*Exercise goal*. State how many lines of the entries include the string "Croyde", please, leaving out everything but the number.

Stored entries:
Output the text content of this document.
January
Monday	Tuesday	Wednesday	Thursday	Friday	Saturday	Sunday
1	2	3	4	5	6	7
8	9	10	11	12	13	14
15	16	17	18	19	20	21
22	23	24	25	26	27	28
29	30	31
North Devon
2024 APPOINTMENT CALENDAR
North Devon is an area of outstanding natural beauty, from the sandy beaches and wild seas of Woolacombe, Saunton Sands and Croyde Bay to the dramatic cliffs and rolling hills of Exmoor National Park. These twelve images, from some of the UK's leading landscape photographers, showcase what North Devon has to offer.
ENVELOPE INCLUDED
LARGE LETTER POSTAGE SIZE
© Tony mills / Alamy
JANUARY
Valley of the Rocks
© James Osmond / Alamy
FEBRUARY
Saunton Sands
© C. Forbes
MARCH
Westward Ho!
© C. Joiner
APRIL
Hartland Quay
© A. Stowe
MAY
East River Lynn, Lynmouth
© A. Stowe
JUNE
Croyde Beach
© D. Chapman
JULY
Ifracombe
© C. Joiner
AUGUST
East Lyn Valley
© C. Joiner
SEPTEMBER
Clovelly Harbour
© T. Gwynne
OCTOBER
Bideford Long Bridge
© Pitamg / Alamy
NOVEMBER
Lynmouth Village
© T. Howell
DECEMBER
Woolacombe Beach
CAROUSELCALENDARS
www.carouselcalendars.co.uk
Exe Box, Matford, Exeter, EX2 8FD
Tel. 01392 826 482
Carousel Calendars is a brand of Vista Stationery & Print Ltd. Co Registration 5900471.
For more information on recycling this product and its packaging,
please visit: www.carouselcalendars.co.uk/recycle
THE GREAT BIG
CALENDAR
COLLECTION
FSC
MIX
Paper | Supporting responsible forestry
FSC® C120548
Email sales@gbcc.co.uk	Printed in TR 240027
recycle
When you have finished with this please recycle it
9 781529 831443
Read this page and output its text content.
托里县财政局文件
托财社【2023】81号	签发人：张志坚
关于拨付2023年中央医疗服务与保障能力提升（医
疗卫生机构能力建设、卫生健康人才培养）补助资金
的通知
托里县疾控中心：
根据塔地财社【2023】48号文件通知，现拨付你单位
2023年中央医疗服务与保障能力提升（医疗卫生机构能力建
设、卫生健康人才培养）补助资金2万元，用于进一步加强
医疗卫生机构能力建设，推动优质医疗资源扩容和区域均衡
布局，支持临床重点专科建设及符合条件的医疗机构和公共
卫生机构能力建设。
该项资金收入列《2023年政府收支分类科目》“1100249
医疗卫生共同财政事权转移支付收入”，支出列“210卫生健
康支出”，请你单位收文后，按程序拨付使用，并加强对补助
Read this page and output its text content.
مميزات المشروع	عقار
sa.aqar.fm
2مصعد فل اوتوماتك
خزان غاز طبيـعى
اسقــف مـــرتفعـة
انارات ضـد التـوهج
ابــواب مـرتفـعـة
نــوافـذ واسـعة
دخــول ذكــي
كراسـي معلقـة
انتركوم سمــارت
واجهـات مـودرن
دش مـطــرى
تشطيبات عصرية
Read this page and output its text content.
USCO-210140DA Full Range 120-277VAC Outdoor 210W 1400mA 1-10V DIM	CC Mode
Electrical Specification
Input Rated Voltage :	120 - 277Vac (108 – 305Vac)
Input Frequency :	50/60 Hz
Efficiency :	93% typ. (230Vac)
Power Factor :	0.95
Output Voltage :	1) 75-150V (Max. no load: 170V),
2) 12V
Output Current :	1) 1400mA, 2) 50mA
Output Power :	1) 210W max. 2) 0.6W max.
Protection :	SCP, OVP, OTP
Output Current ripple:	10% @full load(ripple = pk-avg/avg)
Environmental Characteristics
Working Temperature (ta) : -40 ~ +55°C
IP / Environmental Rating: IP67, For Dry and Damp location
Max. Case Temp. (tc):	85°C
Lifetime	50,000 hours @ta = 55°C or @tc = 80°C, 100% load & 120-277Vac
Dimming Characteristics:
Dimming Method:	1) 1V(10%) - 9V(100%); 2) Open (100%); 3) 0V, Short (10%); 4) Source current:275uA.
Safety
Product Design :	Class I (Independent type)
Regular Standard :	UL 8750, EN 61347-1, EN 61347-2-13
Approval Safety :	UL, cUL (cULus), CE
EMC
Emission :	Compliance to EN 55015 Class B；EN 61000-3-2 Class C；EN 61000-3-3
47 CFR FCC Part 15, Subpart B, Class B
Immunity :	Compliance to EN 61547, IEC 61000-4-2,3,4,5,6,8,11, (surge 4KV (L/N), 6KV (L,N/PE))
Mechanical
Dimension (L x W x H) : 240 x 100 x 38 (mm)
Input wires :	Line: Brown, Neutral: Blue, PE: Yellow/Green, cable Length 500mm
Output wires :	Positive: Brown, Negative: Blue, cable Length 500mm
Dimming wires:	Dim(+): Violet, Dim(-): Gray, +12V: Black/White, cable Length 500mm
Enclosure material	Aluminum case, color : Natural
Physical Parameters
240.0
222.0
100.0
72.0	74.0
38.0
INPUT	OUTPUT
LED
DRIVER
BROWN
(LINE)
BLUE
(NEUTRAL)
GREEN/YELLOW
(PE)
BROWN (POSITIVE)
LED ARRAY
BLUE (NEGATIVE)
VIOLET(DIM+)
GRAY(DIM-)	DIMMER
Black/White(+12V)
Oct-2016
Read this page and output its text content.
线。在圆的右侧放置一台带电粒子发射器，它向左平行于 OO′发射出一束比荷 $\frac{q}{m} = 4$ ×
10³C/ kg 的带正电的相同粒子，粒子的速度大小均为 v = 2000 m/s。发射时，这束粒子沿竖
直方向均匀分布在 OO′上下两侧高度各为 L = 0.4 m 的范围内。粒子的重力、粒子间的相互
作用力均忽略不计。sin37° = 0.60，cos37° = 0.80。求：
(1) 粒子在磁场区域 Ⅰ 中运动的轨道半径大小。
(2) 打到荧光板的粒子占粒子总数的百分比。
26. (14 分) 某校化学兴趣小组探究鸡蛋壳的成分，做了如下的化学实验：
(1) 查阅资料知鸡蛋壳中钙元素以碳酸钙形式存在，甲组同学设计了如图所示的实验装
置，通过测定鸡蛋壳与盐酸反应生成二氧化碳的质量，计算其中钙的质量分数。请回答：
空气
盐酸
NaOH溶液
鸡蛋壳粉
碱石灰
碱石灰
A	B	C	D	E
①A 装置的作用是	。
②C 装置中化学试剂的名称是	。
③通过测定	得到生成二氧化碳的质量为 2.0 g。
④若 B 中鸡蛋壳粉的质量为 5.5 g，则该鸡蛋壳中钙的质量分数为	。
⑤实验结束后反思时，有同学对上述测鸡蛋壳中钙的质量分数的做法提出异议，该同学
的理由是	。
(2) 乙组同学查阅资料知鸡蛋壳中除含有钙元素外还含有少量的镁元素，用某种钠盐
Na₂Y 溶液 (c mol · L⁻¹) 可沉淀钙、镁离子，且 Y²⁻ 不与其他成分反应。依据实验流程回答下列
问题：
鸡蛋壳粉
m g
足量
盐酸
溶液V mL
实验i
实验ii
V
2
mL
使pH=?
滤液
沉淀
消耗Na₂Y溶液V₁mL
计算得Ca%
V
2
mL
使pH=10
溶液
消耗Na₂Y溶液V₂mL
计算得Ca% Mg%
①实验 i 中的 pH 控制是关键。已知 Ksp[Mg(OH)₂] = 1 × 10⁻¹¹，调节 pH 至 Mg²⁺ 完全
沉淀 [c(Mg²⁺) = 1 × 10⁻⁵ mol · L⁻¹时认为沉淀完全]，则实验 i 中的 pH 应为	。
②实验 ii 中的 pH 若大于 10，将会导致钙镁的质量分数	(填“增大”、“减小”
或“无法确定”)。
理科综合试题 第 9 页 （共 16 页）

*Answer to this problem*. 2